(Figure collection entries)
┌────────

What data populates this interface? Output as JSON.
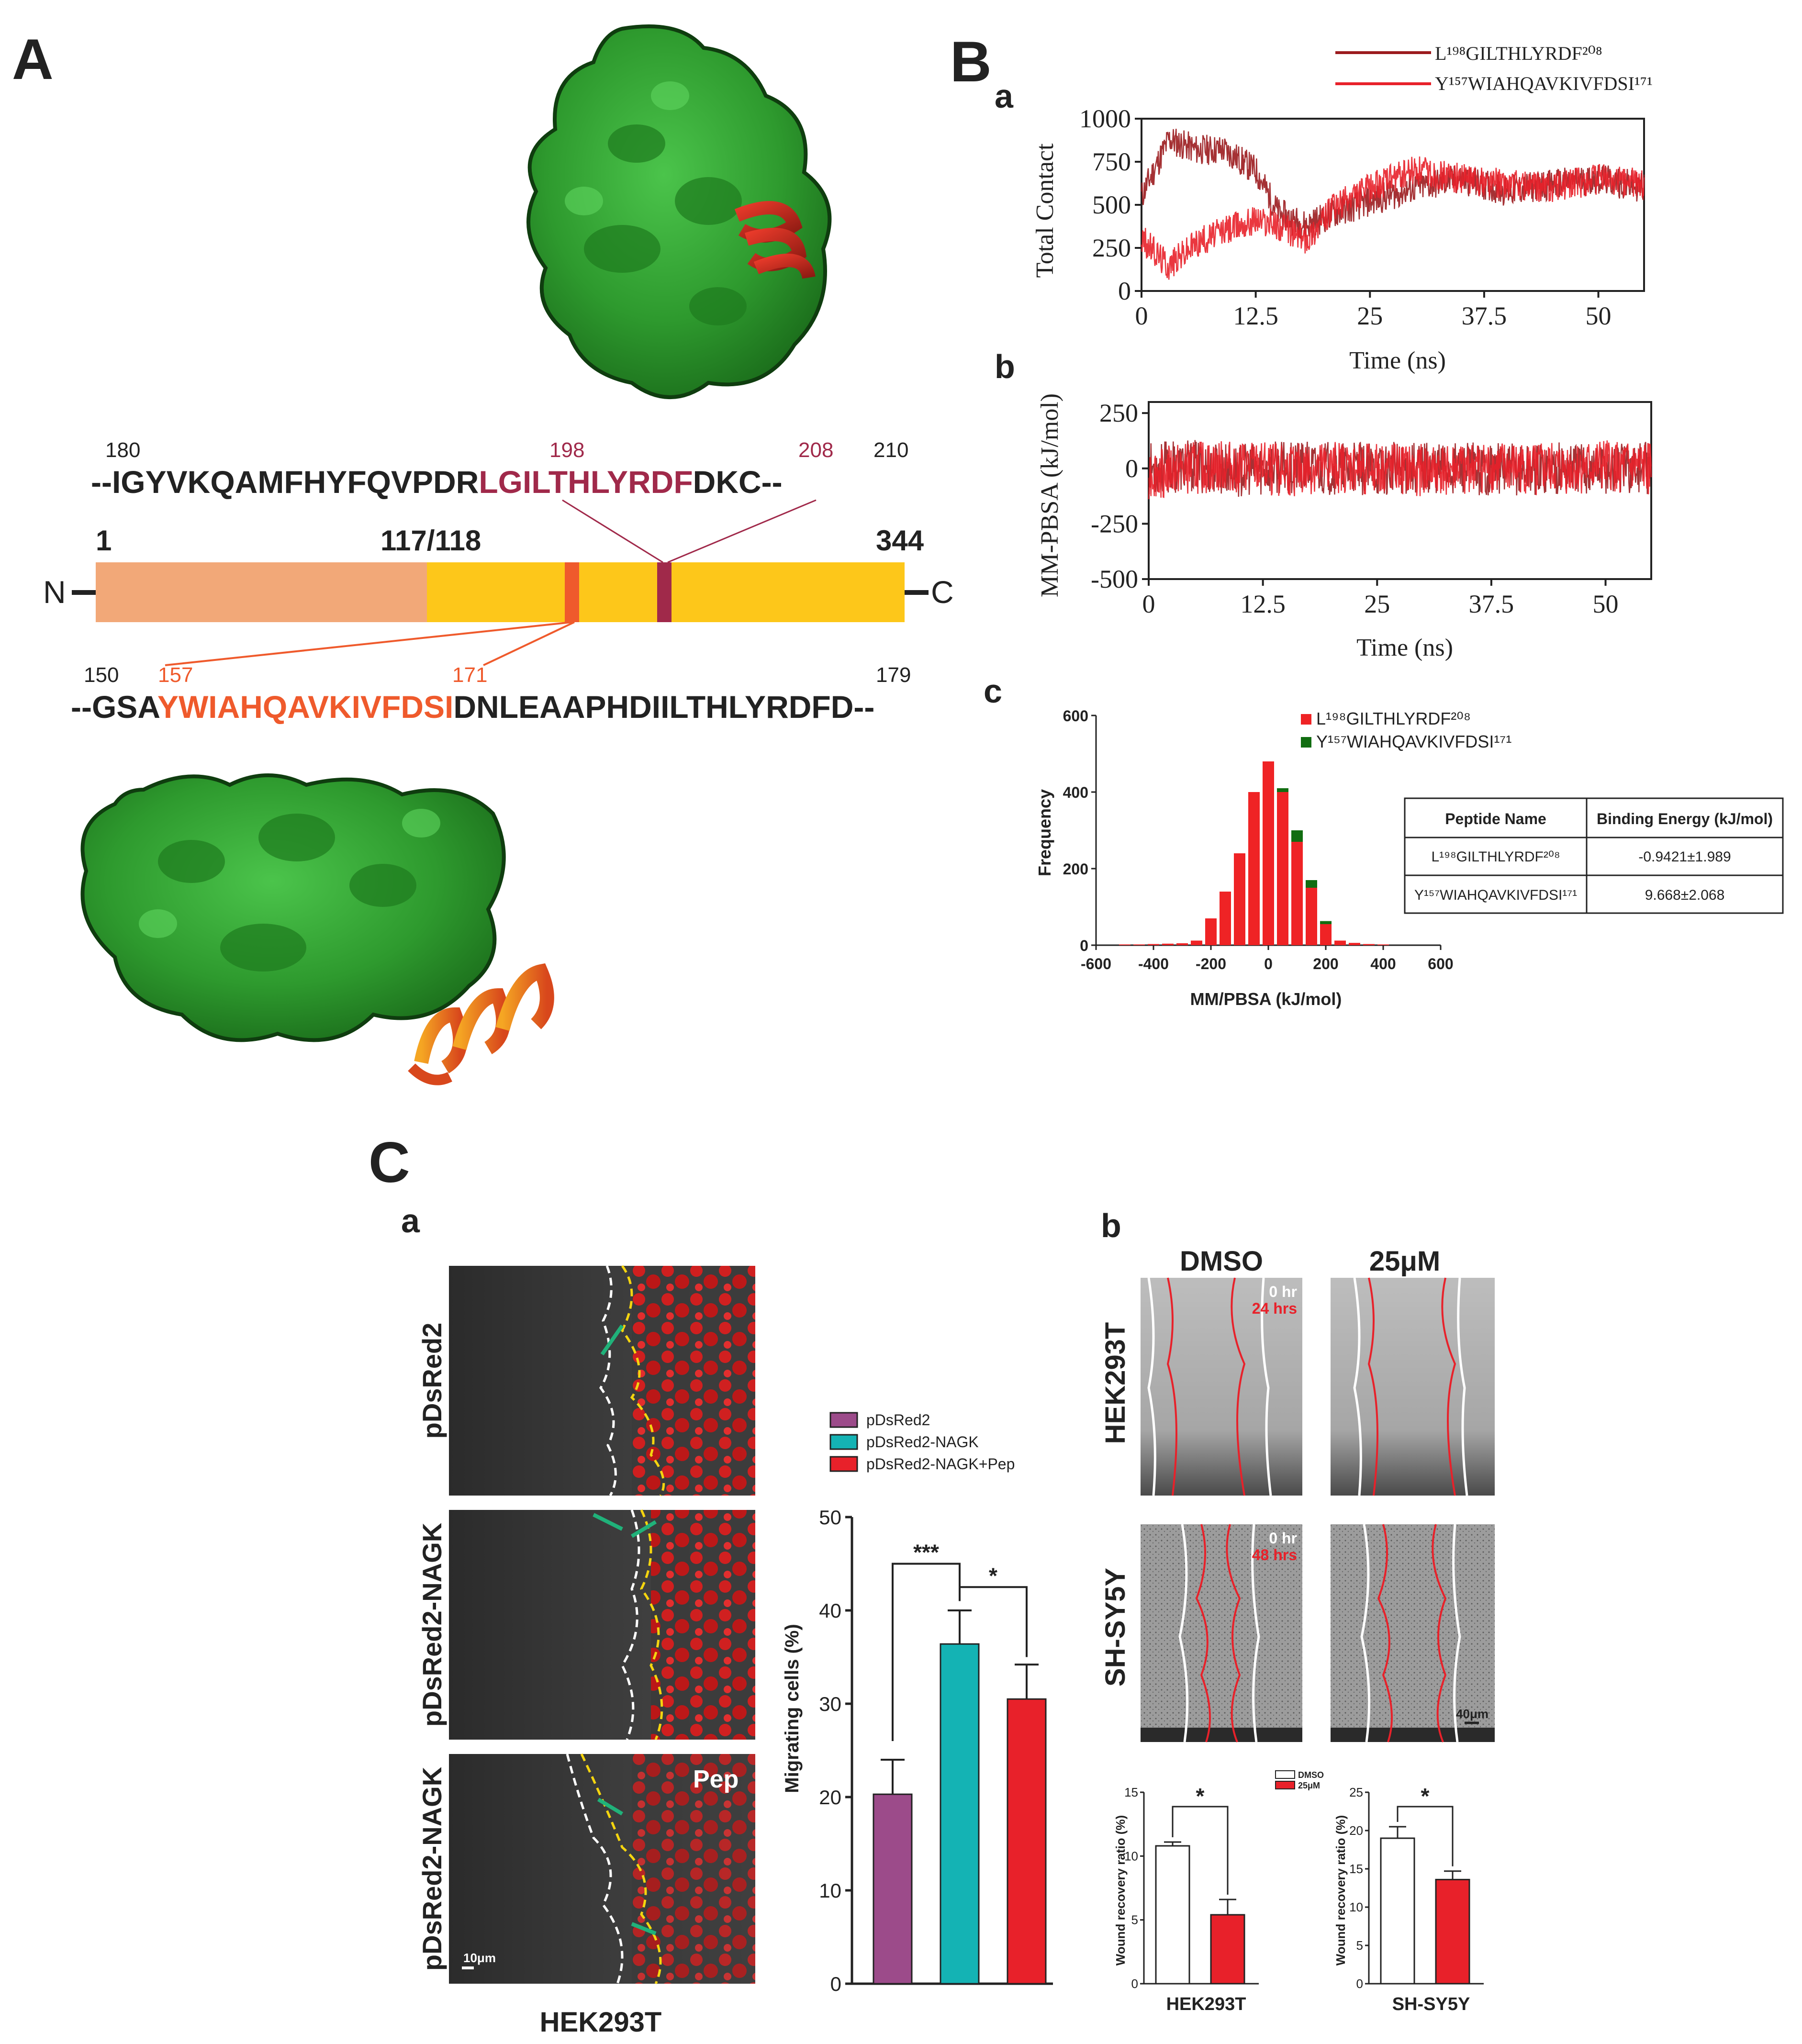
{
  "panelA": {
    "label": "A",
    "seqTop": {
      "numbers": [
        "180",
        "198",
        "208",
        "210"
      ],
      "prefix": "--IGYVKQAMFHYFQVPDR",
      "highlight": "LGILTHLYRDF",
      "suffix": "DKC--"
    },
    "domain": {
      "n_label": "N",
      "c_label": "C",
      "pos_start": "1",
      "pos_mid": "117/118",
      "pos_end": "344"
    },
    "seqBottom": {
      "numbers": [
        "150",
        "157",
        "171",
        "179"
      ],
      "prefix": "--GSA",
      "highlight": "YWIAHQAVKIVFDSI",
      "suffix": "DNLEAAPHDIILTHLYRDFD--"
    }
  },
  "panelB": {
    "label": "B",
    "legend": {
      "series1": "L¹⁹⁸GILTHLYRDF²⁰⁸",
      "series2": "Y¹⁵⁷WIAHQAVKIVFDSI¹⁷¹"
    },
    "a": {
      "label": "a",
      "ylabel": "Total Contact",
      "xlabel": "Time (ns)",
      "yticks": [
        "0",
        "250",
        "500",
        "750",
        "1000"
      ],
      "xticks": [
        "0",
        "12.5",
        "25",
        "37.5",
        "50"
      ]
    },
    "b": {
      "label": "b",
      "ylabel": "MM-PBSA (kJ/mol)",
      "xlabel": "Time (ns)",
      "yticks": [
        "-500",
        "-250",
        "0",
        "250"
      ],
      "xticks": [
        "0",
        "12.5",
        "25",
        "37.5",
        "50"
      ]
    },
    "c": {
      "label": "c",
      "ylabel": "Frequency",
      "xlabel": "MM/PBSA (kJ/mol)",
      "yticks": [
        "0",
        "200",
        "400",
        "600"
      ],
      "xticks": [
        "-600",
        "-400",
        "-200",
        "0",
        "200",
        "400",
        "600"
      ],
      "legend1": "L¹⁹⁸GILTHLYRDF²⁰⁸",
      "legend2": "Y¹⁵⁷WIAHQAVKIVFDSI¹⁷¹",
      "table": {
        "header": [
          "Peptide Name",
          "Binding Energy (kJ/mol)"
        ],
        "rows": [
          [
            "L¹⁹⁸GILTHLYRDF²⁰⁸",
            "-0.9421±1.989"
          ],
          [
            "Y¹⁵⁷WIAHQAVKIVFDSI¹⁷¹",
            "9.668±2.068"
          ]
        ]
      }
    }
  },
  "panelC": {
    "label": "C",
    "a": {
      "label": "a",
      "rows": [
        "pDsRed2",
        "pDsRed2-NAGK",
        "pDsRed2-NAGK"
      ],
      "pep_label": "Pep",
      "scale": "10μm",
      "cell_line": "HEK293T"
    },
    "b": {
      "label": "b",
      "col_dmso": "DMSO",
      "col_dose": "25μM",
      "row1": "HEK293T",
      "row2": "SH-SY5Y",
      "t0": "0 hr",
      "t24": "24 hrs",
      "t48": "48 hrs",
      "scale": "40μm",
      "legend_dmso": "DMSO",
      "legend_dose": "25μM",
      "ylabel": "Wound recovery ratio (%)",
      "sig": "*"
    }
  },
  "chart_data": [
    {
      "type": "line",
      "panel": "B-a",
      "xlabel": "Time (ns)",
      "ylabel": "Total Contact",
      "xlim": [
        0,
        55
      ],
      "ylim": [
        0,
        1000
      ],
      "x": [
        0,
        3,
        6,
        9,
        12.5,
        15,
        18,
        21,
        25,
        30,
        35,
        40,
        45,
        50,
        55
      ],
      "series": [
        {
          "name": "L¹⁹⁸GILTHLYRDF²⁰⁸",
          "color": "#9b1b1e",
          "values": [
            550,
            880,
            820,
            820,
            700,
            450,
            380,
            450,
            520,
            600,
            650,
            580,
            620,
            650,
            600
          ]
        },
        {
          "name": "Y¹⁵⁷WIAHQAVKIVFDSI¹⁷¹",
          "color": "#e8212a",
          "values": [
            300,
            150,
            280,
            350,
            420,
            380,
            300,
            480,
            600,
            700,
            650,
            620,
            600,
            650,
            620
          ]
        }
      ]
    },
    {
      "type": "line",
      "panel": "B-b",
      "xlabel": "Time (ns)",
      "ylabel": "MM-PBSA (kJ/mol)",
      "xlim": [
        0,
        55
      ],
      "ylim": [
        -500,
        300
      ],
      "x": [
        0,
        5,
        10,
        15,
        20,
        25,
        30,
        35,
        40,
        45,
        50,
        55
      ],
      "series": [
        {
          "name": "L¹⁹⁸GILTHLYRDF²⁰⁸",
          "color": "#9b1b1e",
          "values": [
            0,
            10,
            -10,
            5,
            0,
            -5,
            10,
            0,
            -5,
            5,
            0,
            0
          ]
        },
        {
          "name": "Y¹⁵⁷WIAHQAVKIVFDSI¹⁷¹",
          "color": "#e8212a",
          "values": [
            -20,
            0,
            10,
            -10,
            5,
            0,
            -10,
            5,
            0,
            -5,
            10,
            0
          ]
        }
      ]
    },
    {
      "type": "bar",
      "panel": "B-c",
      "xlabel": "MM/PBSA (kJ/mol)",
      "ylabel": "Frequency",
      "xlim": [
        -600,
        600
      ],
      "ylim": [
        0,
        600
      ],
      "categories": [
        -500,
        -450,
        -400,
        -350,
        -300,
        -250,
        -200,
        -150,
        -100,
        -50,
        0,
        50,
        100,
        150,
        200,
        250,
        300,
        350,
        400
      ],
      "series": [
        {
          "name": "L¹⁹⁸GILTHLYRDF²⁰⁸",
          "color": "#ef2325",
          "values": [
            2,
            2,
            3,
            4,
            5,
            12,
            70,
            140,
            240,
            400,
            480,
            400,
            270,
            150,
            55,
            12,
            6,
            3,
            2
          ]
        },
        {
          "name": "Y¹⁵⁷WIAHQAVKIVFDSI¹⁷¹",
          "color": "#116d11",
          "values": [
            0,
            0,
            0,
            0,
            0,
            0,
            0,
            0,
            0,
            0,
            0,
            10,
            30,
            20,
            8,
            0,
            0,
            0,
            0
          ]
        }
      ]
    },
    {
      "type": "bar",
      "panel": "C-a",
      "ylabel": "Migrating cells (%)",
      "ylim": [
        0,
        50
      ],
      "categories": [
        "pDsRed2",
        "pDsRed2-NAGK",
        "pDsRed2-NAGK+Pep"
      ],
      "values": [
        20.3,
        36.4,
        30.5
      ],
      "errors": [
        3.7,
        3.6,
        3.7
      ],
      "colors": [
        "#9c4b8a",
        "#14b3b4",
        "#e8212a"
      ],
      "significance": [
        "***",
        "*"
      ]
    },
    {
      "type": "bar",
      "panel": "C-b HEK293T",
      "ylabel": "Wound recovery ratio (%)",
      "ylim": [
        0,
        15
      ],
      "categories": [
        "DMSO",
        "25μM"
      ],
      "values": [
        10.8,
        5.4
      ],
      "errors": [
        0.3,
        1.2
      ],
      "xlabel": "HEK293T"
    },
    {
      "type": "bar",
      "panel": "C-b SH-SY5Y",
      "ylabel": "Wound recovery ratio (%)",
      "ylim": [
        0,
        25
      ],
      "categories": [
        "DMSO",
        "25μM"
      ],
      "values": [
        19.0,
        13.6
      ],
      "errors": [
        1.5,
        1.1
      ],
      "xlabel": "SH-SY5Y"
    }
  ]
}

└────────

(PROBLEM REQUIREMENTS): Copy out all the records exactly as they read, and omit the pictures.

(ANSWER SECTION):
What data populates this interface? Output as JSON.
{
  "panelA": {
    "label": "A",
    "seqTop": {
      "numbers": [
        "180",
        "198",
        "208",
        "210"
      ],
      "prefix": "--IGYVKQAMFHYFQVPDR",
      "highlight": "LGILTHLYRDF",
      "suffix": "DKC--"
    },
    "domain": {
      "n_label": "N",
      "c_label": "C",
      "pos_start": "1",
      "pos_mid": "117/118",
      "pos_end": "344"
    },
    "seqBottom": {
      "numbers": [
        "150",
        "157",
        "171",
        "179"
      ],
      "prefix": "--GSA",
      "highlight": "YWIAHQAVKIVFDSI",
      "suffix": "DNLEAAPHDIILTHLYRDFD--"
    }
  },
  "panelB": {
    "label": "B",
    "legend": {
      "series1": "L¹⁹⁸GILTHLYRDF²⁰⁸",
      "series2": "Y¹⁵⁷WIAHQAVKIVFDSI¹⁷¹"
    },
    "a": {
      "label": "a",
      "ylabel": "Total Contact",
      "xlabel": "Time (ns)",
      "yticks": [
        "0",
        "250",
        "500",
        "750",
        "1000"
      ],
      "xticks": [
        "0",
        "12.5",
        "25",
        "37.5",
        "50"
      ]
    },
    "b": {
      "label": "b",
      "ylabel": "MM-PBSA (kJ/mol)",
      "xlabel": "Time (ns)",
      "yticks": [
        "-500",
        "-250",
        "0",
        "250"
      ],
      "xticks": [
        "0",
        "12.5",
        "25",
        "37.5",
        "50"
      ]
    },
    "c": {
      "label": "c",
      "ylabel": "Frequency",
      "xlabel": "MM/PBSA (kJ/mol)",
      "yticks": [
        "0",
        "200",
        "400",
        "600"
      ],
      "xticks": [
        "-600",
        "-400",
        "-200",
        "0",
        "200",
        "400",
        "600"
      ],
      "legend1": "L¹⁹⁸GILTHLYRDF²⁰⁸",
      "legend2": "Y¹⁵⁷WIAHQAVKIVFDSI¹⁷¹",
      "table": {
        "header": [
          "Peptide Name",
          "Binding Energy (kJ/mol)"
        ],
        "rows": [
          [
            "L¹⁹⁸GILTHLYRDF²⁰⁸",
            "-0.9421±1.989"
          ],
          [
            "Y¹⁵⁷WIAHQAVKIVFDSI¹⁷¹",
            "9.668±2.068"
          ]
        ]
      }
    }
  },
  "panelC": {
    "label": "C",
    "a": {
      "label": "a",
      "rows": [
        "pDsRed2",
        "pDsRed2-NAGK",
        "pDsRed2-NAGK"
      ],
      "pep_label": "Pep",
      "scale": "10μm",
      "cell_line": "HEK293T"
    },
    "b": {
      "label": "b",
      "col_dmso": "DMSO",
      "col_dose": "25μM",
      "row1": "HEK293T",
      "row2": "SH-SY5Y",
      "t0": "0 hr",
      "t24": "24 hrs",
      "t48": "48 hrs",
      "scale": "40μm",
      "legend_dmso": "DMSO",
      "legend_dose": "25μM",
      "ylabel": "Wound recovery ratio (%)",
      "sig": "*"
    }
  },
  "chart_data": [
    {
      "type": "line",
      "panel": "B-a",
      "xlabel": "Time (ns)",
      "ylabel": "Total Contact",
      "xlim": [
        0,
        55
      ],
      "ylim": [
        0,
        1000
      ],
      "x": [
        0,
        3,
        6,
        9,
        12.5,
        15,
        18,
        21,
        25,
        30,
        35,
        40,
        45,
        50,
        55
      ],
      "series": [
        {
          "name": "L¹⁹⁸GILTHLYRDF²⁰⁸",
          "color": "#9b1b1e",
          "values": [
            550,
            880,
            820,
            820,
            700,
            450,
            380,
            450,
            520,
            600,
            650,
            580,
            620,
            650,
            600
          ]
        },
        {
          "name": "Y¹⁵⁷WIAHQAVKIVFDSI¹⁷¹",
          "color": "#e8212a",
          "values": [
            300,
            150,
            280,
            350,
            420,
            380,
            300,
            480,
            600,
            700,
            650,
            620,
            600,
            650,
            620
          ]
        }
      ]
    },
    {
      "type": "line",
      "panel": "B-b",
      "xlabel": "Time (ns)",
      "ylabel": "MM-PBSA (kJ/mol)",
      "xlim": [
        0,
        55
      ],
      "ylim": [
        -500,
        300
      ],
      "x": [
        0,
        5,
        10,
        15,
        20,
        25,
        30,
        35,
        40,
        45,
        50,
        55
      ],
      "series": [
        {
          "name": "L¹⁹⁸GILTHLYRDF²⁰⁸",
          "color": "#9b1b1e",
          "values": [
            0,
            10,
            -10,
            5,
            0,
            -5,
            10,
            0,
            -5,
            5,
            0,
            0
          ]
        },
        {
          "name": "Y¹⁵⁷WIAHQAVKIVFDSI¹⁷¹",
          "color": "#e8212a",
          "values": [
            -20,
            0,
            10,
            -10,
            5,
            0,
            -10,
            5,
            0,
            -5,
            10,
            0
          ]
        }
      ]
    },
    {
      "type": "bar",
      "panel": "B-c",
      "xlabel": "MM/PBSA (kJ/mol)",
      "ylabel": "Frequency",
      "xlim": [
        -600,
        600
      ],
      "ylim": [
        0,
        600
      ],
      "categories": [
        -500,
        -450,
        -400,
        -350,
        -300,
        -250,
        -200,
        -150,
        -100,
        -50,
        0,
        50,
        100,
        150,
        200,
        250,
        300,
        350,
        400
      ],
      "series": [
        {
          "name": "L¹⁹⁸GILTHLYRDF²⁰⁸",
          "color": "#ef2325",
          "values": [
            2,
            2,
            3,
            4,
            5,
            12,
            70,
            140,
            240,
            400,
            480,
            400,
            270,
            150,
            55,
            12,
            6,
            3,
            2
          ]
        },
        {
          "name": "Y¹⁵⁷WIAHQAVKIVFDSI¹⁷¹",
          "color": "#116d11",
          "values": [
            0,
            0,
            0,
            0,
            0,
            0,
            0,
            0,
            0,
            0,
            0,
            10,
            30,
            20,
            8,
            0,
            0,
            0,
            0
          ]
        }
      ]
    },
    {
      "type": "bar",
      "panel": "C-a",
      "ylabel": "Migrating cells (%)",
      "ylim": [
        0,
        50
      ],
      "categories": [
        "pDsRed2",
        "pDsRed2-NAGK",
        "pDsRed2-NAGK+Pep"
      ],
      "values": [
        20.3,
        36.4,
        30.5
      ],
      "errors": [
        3.7,
        3.6,
        3.7
      ],
      "colors": [
        "#9c4b8a",
        "#14b3b4",
        "#e8212a"
      ],
      "significance": [
        "***",
        "*"
      ]
    },
    {
      "type": "bar",
      "panel": "C-b HEK293T",
      "ylabel": "Wound recovery ratio (%)",
      "ylim": [
        0,
        15
      ],
      "categories": [
        "DMSO",
        "25μM"
      ],
      "values": [
        10.8,
        5.4
      ],
      "errors": [
        0.3,
        1.2
      ],
      "xlabel": "HEK293T"
    },
    {
      "type": "bar",
      "panel": "C-b SH-SY5Y",
      "ylabel": "Wound recovery ratio (%)",
      "ylim": [
        0,
        25
      ],
      "categories": [
        "DMSO",
        "25μM"
      ],
      "values": [
        19.0,
        13.6
      ],
      "errors": [
        1.5,
        1.1
      ],
      "xlabel": "SH-SY5Y"
    }
  ]
}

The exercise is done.